Problem requirements => Copy out each line that includes the word "ground".

(Records from a dataset)
— start —

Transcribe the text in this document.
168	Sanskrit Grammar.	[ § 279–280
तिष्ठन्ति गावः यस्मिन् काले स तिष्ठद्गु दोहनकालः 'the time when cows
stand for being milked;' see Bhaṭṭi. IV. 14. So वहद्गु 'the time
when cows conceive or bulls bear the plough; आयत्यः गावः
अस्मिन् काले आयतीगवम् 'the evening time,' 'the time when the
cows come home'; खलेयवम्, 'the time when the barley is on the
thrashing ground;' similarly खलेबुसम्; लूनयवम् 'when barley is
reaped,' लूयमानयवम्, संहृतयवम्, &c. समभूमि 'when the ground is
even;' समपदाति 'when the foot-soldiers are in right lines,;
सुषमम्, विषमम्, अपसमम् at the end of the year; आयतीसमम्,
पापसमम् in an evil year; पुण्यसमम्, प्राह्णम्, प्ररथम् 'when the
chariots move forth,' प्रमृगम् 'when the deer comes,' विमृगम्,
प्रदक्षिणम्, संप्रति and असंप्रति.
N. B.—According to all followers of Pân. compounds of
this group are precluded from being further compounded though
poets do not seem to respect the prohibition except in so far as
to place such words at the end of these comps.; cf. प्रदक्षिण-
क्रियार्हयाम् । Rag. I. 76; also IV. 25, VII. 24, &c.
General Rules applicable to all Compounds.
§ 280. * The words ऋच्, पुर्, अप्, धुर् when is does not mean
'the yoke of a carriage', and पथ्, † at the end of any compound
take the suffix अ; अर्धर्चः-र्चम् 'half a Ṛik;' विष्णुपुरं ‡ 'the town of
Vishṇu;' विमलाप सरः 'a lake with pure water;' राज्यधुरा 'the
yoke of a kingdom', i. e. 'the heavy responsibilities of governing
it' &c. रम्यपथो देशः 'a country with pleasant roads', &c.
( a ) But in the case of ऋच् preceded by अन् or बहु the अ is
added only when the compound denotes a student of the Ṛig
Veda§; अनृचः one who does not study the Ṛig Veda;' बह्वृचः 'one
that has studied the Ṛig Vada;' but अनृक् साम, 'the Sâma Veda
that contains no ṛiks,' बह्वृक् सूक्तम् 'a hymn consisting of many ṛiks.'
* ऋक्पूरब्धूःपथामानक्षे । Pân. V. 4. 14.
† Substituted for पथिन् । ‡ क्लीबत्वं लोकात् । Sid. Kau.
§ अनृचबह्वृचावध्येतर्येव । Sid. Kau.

— end —

Written response =>
thrashing ground;' similarly खलेबुसम्; लूनयवम् 'when barley is
reaped,' लूयमानयवम्, संहृतयवम्, &c. समभूमि 'when the ground is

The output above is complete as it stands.